Records that describe figures:
━━━━━━━━━━

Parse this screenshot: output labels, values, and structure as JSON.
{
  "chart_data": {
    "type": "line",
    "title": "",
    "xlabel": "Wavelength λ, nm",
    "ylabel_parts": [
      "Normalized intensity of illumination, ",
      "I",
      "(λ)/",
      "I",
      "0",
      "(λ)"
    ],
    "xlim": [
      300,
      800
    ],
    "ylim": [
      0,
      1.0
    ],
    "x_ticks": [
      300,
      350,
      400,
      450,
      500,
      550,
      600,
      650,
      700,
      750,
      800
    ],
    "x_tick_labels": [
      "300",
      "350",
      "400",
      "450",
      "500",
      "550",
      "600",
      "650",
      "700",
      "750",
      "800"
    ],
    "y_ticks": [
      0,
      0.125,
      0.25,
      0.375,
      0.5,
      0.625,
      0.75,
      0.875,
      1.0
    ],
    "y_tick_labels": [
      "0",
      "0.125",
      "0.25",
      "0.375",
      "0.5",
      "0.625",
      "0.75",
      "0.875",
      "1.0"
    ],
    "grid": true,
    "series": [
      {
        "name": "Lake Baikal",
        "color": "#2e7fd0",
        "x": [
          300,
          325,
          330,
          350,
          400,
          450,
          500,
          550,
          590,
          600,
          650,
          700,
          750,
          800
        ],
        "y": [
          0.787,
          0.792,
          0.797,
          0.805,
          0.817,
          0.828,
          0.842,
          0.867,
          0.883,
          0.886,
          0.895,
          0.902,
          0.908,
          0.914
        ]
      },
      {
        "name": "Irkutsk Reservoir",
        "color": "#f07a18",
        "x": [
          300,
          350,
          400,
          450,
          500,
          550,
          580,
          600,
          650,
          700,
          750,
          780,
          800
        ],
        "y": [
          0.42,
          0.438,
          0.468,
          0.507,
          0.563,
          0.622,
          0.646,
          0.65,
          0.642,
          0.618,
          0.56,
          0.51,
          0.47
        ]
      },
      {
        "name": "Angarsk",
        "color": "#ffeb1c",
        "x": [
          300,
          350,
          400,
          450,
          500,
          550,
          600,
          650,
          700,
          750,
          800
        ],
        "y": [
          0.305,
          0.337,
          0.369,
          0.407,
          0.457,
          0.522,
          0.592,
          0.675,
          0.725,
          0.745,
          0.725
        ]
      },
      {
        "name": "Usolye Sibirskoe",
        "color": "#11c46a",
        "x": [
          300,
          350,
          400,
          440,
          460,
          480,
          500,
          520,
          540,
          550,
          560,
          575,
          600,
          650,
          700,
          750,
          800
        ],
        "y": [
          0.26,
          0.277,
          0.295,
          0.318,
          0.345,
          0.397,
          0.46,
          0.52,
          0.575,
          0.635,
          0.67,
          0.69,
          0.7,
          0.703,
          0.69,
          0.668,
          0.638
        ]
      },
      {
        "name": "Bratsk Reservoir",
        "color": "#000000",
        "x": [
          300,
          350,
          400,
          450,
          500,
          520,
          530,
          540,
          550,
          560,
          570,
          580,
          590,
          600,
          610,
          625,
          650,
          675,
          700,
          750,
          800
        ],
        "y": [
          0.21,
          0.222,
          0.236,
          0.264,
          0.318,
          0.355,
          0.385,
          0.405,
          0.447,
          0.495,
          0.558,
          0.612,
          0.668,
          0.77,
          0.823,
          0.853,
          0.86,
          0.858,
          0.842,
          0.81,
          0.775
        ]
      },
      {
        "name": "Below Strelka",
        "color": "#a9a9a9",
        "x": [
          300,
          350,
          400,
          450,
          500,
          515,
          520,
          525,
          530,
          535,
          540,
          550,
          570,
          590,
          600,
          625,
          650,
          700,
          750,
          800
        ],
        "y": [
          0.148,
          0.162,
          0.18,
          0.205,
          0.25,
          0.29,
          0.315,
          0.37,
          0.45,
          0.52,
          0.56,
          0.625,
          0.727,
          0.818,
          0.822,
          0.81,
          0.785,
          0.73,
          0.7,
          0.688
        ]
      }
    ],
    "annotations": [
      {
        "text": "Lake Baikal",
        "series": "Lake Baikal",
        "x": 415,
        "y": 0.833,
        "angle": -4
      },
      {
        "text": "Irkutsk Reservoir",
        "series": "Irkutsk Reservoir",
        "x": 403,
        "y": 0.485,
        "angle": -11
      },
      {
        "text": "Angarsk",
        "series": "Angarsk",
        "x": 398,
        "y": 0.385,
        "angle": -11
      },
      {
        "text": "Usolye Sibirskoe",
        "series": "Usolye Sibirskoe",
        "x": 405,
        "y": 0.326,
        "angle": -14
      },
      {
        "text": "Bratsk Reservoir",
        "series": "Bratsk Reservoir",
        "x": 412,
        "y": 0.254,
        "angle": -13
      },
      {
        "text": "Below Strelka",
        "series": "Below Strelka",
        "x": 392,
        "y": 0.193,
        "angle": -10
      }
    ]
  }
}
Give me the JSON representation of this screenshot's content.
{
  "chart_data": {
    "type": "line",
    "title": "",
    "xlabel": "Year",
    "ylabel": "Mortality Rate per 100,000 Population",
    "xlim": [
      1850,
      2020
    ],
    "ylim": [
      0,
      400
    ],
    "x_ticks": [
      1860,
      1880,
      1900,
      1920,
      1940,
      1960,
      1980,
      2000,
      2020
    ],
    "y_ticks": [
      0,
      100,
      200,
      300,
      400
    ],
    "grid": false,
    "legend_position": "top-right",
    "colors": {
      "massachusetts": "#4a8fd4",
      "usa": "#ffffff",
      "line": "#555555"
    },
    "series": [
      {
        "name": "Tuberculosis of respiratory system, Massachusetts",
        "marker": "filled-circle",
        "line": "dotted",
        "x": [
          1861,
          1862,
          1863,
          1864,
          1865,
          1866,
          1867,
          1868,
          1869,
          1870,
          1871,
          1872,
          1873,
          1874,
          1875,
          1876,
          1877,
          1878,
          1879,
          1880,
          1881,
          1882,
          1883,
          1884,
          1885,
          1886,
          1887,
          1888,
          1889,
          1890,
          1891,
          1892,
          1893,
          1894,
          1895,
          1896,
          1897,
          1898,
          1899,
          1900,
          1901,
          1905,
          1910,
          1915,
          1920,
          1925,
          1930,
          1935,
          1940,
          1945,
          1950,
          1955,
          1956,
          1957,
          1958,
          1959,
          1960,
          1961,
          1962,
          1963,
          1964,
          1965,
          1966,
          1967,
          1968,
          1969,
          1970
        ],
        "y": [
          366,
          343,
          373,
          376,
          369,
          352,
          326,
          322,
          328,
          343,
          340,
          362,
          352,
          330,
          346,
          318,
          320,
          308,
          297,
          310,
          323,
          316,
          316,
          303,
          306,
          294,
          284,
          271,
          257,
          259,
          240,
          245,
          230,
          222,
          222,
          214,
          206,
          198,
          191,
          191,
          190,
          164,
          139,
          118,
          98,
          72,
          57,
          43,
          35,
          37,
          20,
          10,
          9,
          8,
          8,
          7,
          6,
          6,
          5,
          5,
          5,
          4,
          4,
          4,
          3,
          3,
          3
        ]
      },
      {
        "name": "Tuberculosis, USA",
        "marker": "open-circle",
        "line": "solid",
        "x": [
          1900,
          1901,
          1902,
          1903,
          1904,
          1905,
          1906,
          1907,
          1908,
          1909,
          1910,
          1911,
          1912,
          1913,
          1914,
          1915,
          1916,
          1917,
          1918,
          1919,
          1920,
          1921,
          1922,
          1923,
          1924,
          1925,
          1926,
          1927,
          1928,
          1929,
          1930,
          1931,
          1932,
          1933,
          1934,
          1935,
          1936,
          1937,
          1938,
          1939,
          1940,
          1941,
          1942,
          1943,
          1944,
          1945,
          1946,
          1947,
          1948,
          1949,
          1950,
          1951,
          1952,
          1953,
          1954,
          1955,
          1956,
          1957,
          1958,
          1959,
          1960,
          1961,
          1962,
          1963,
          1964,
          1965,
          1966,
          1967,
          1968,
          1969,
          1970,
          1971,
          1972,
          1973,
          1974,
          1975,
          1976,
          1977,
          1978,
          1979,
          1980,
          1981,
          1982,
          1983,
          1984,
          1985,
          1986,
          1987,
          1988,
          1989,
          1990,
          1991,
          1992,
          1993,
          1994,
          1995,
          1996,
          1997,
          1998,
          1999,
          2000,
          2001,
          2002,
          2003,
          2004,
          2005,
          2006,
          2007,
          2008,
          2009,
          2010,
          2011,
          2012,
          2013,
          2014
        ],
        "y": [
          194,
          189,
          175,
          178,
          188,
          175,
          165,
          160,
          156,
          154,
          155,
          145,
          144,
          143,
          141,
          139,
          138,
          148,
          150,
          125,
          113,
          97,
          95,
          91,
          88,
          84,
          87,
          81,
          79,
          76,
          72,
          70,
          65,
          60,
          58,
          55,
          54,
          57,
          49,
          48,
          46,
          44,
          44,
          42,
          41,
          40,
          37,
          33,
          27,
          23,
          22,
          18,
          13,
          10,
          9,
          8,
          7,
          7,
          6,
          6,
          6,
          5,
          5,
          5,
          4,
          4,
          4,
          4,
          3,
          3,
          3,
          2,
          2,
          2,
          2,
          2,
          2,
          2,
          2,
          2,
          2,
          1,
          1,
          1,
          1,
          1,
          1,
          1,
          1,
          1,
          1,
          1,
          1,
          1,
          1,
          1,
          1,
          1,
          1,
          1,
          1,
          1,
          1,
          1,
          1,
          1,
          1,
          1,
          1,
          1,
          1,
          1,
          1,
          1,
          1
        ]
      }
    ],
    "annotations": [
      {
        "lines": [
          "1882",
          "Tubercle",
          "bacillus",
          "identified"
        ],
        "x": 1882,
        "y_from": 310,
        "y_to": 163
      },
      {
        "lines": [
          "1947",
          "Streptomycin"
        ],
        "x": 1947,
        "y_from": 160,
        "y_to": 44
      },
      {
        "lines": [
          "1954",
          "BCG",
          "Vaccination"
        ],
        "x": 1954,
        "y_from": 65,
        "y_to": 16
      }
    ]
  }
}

━━━━━━━━━━

Locate the lines above that contain "angle" and copy them.

> _PROBLEM SOLUTION_:
        "angle": -4
        "angle": -11
        "angle": -11
        "angle": -14
        "angle": -13
        "angle": -10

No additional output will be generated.